— START Material shown —
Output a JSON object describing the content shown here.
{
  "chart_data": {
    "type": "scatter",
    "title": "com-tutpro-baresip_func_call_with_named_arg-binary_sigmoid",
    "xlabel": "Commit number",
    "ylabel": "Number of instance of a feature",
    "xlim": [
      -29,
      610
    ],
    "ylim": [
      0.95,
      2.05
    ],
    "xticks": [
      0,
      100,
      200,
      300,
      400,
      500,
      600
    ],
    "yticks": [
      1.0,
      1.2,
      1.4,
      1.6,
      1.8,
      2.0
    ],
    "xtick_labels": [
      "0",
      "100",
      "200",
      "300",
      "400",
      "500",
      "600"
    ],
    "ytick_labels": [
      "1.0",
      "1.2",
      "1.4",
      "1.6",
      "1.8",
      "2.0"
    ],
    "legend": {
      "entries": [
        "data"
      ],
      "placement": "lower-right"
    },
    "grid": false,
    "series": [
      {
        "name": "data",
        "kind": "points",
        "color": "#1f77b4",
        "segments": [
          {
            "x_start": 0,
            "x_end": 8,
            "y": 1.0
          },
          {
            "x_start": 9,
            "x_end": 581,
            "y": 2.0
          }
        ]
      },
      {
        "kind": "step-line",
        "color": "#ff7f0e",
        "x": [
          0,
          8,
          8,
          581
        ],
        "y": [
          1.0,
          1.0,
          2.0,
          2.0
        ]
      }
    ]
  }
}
— END Material shown —
_Stated exercise_. Would you reproduce all the entries exactly?

_The result_.
Output a JSON object describing the content shown here.
{
  "chart_data": {
    "type": "scatter",
    "title": "com-tutpro-baresip_func_call_with_named_arg-binary_sigmoid",
    "xlabel": "Commit number",
    "ylabel": "Number of instance of a feature",
    "xlim": [
      -29,
      610
    ],
    "ylim": [
      0.95,
      2.05
    ],
    "xticks": [
      0,
      100,
      200,
      300,
      400,
      500,
      600
    ],
    "yticks": [
      1.0,
      1.2,
      1.4,
      1.6,
      1.8,
      2.0
    ],
    "xtick_labels": [
      "0",
      "100",
      "200",
      "300",
      "400",
      "500",
      "600"
    ],
    "ytick_labels": [
      "1.0",
      "1.2",
      "1.4",
      "1.6",
      "1.8",
      "2.0"
    ],
    "legend": {
      "entries": [
        "data"
      ],
      "placement": "lower-right"
    },
    "grid": false,
    "series": [
      {
        "name": "data",
        "kind": "points",
        "color": "#1f77b4",
        "segments": [
          {
            "x_start": 0,
            "x_end": 8,
            "y": 1.0
          },
          {
            "x_start": 9,
            "x_end": 581,
            "y": 2.0
          }
        ]
      },
      {
        "kind": "step-line",
        "color": "#ff7f0e",
        "x": [
          0,
          8,
          8,
          581
        ],
        "y": [
          1.0,
          1.0,
          2.0,
          2.0
        ]
      }
    ]
  }
}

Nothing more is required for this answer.